*Your objective*. Repeat, without any change, the entries presented below.

*Data supplied*.
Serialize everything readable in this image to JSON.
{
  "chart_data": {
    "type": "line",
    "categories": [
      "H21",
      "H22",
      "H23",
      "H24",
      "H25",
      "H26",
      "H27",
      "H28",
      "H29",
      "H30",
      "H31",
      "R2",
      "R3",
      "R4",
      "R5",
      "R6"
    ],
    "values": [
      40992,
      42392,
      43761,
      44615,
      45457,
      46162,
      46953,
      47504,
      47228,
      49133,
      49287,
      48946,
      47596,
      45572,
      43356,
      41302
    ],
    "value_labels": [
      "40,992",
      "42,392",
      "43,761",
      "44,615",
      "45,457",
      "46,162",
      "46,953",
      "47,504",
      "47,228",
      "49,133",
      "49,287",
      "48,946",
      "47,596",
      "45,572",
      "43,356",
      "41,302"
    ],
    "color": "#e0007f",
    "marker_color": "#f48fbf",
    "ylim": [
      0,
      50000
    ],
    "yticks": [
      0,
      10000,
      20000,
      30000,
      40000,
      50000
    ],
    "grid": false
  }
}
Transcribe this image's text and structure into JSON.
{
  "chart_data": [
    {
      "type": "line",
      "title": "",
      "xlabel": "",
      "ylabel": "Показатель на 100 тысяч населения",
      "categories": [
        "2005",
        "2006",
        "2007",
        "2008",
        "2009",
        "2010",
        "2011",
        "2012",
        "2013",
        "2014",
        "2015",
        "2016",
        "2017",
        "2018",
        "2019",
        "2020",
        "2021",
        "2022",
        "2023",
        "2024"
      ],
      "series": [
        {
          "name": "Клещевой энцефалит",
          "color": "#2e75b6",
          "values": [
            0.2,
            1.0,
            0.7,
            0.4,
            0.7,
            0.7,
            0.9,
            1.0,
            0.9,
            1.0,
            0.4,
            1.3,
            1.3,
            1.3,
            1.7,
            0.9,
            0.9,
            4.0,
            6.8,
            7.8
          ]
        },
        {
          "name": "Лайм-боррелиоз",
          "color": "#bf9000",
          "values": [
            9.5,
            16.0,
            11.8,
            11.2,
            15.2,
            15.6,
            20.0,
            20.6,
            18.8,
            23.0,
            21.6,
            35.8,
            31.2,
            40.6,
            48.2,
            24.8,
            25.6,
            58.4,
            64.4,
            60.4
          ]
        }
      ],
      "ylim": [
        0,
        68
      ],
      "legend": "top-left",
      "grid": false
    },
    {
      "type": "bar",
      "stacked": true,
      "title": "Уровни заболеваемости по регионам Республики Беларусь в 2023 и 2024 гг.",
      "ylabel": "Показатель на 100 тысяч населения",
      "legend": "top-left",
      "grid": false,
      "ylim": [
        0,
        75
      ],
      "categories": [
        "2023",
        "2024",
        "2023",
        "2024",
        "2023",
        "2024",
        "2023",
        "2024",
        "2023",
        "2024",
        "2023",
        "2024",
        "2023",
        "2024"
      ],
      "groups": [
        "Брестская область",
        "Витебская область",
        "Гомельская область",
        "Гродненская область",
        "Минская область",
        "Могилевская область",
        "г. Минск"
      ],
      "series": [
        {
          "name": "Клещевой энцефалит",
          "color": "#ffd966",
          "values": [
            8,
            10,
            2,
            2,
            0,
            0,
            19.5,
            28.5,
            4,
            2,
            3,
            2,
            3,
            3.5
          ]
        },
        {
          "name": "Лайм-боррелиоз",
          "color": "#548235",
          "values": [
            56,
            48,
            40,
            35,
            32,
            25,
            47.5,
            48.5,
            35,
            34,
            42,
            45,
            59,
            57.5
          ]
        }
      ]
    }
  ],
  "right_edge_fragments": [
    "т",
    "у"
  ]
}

*Complete answer*.
Serialize everything readable in this image to JSON.
{
  "chart_data": {
    "type": "line",
    "categories": [
      "H21",
      "H22",
      "H23",
      "H24",
      "H25",
      "H26",
      "H27",
      "H28",
      "H29",
      "H30",
      "H31",
      "R2",
      "R3",
      "R4",
      "R5",
      "R6"
    ],
    "values": [
      40992,
      42392,
      43761,
      44615,
      45457,
      46162,
      46953,
      47504,
      47228,
      49133,
      49287,
      48946,
      47596,
      45572,
      43356,
      41302
    ],
    "value_labels": [
      "40,992",
      "42,392",
      "43,761",
      "44,615",
      "45,457",
      "46,162",
      "46,953",
      "47,504",
      "47,228",
      "49,133",
      "49,287",
      "48,946",
      "47,596",
      "45,572",
      "43,356",
      "41,302"
    ],
    "color": "#e0007f",
    "marker_color": "#f48fbf",
    "ylim": [
      0,
      50000
    ],
    "yticks": [
      0,
      10000,
      20000,
      30000,
      40000,
      50000
    ],
    "grid": false
  }
}
Transcribe this image's text and structure into JSON.
{
  "chart_data": [
    {
      "type": "line",
      "title": "",
      "xlabel": "",
      "ylabel": "Показатель на 100 тысяч населения",
      "categories": [
        "2005",
        "2006",
        "2007",
        "2008",
        "2009",
        "2010",
        "2011",
        "2012",
        "2013",
        "2014",
        "2015",
        "2016",
        "2017",
        "2018",
        "2019",
        "2020",
        "2021",
        "2022",
        "2023",
        "2024"
      ],
      "series": [
        {
          "name": "Клещевой энцефалит",
          "color": "#2e75b6",
          "values": [
            0.2,
            1.0,
            0.7,
            0.4,
            0.7,
            0.7,
            0.9,
            1.0,
            0.9,
            1.0,
            0.4,
            1.3,
            1.3,
            1.3,
            1.7,
            0.9,
            0.9,
            4.0,
            6.8,
            7.8
          ]
        },
        {
          "name": "Лайм-боррелиоз",
          "color": "#bf9000",
          "values": [
            9.5,
            16.0,
            11.8,
            11.2,
            15.2,
            15.6,
            20.0,
            20.6,
            18.8,
            23.0,
            21.6,
            35.8,
            31.2,
            40.6,
            48.2,
            24.8,
            25.6,
            58.4,
            64.4,
            60.4
          ]
        }
      ],
      "ylim": [
        0,
        68
      ],
      "legend": "top-left",
      "grid": false
    },
    {
      "type": "bar",
      "stacked": true,
      "title": "Уровни заболеваемости по регионам Республики Беларусь в 2023 и 2024 гг.",
      "ylabel": "Показатель на 100 тысяч населения",
      "legend": "top-left",
      "grid": false,
      "ylim": [
        0,
        75
      ],
      "categories": [
        "2023",
        "2024",
        "2023",
        "2024",
        "2023",
        "2024",
        "2023",
        "2024",
        "2023",
        "2024",
        "2023",
        "2024",
        "2023",
        "2024"
      ],
      "groups": [
        "Брестская область",
        "Витебская область",
        "Гомельская область",
        "Гродненская область",
        "Минская область",
        "Могилевская область",
        "г. Минск"
      ],
      "series": [
        {
          "name": "Клещевой энцефалит",
          "color": "#ffd966",
          "values": [
            8,
            10,
            2,
            2,
            0,
            0,
            19.5,
            28.5,
            4,
            2,
            3,
            2,
            3,
            3.5
          ]
        },
        {
          "name": "Лайм-боррелиоз",
          "color": "#548235",
          "values": [
            56,
            48,
            40,
            35,
            32,
            25,
            47.5,
            48.5,
            35,
            34,
            42,
            45,
            59,
            57.5
          ]
        }
      ]
    }
  ],
  "right_edge_fragments": [
    "т",
    "у"
  ]
}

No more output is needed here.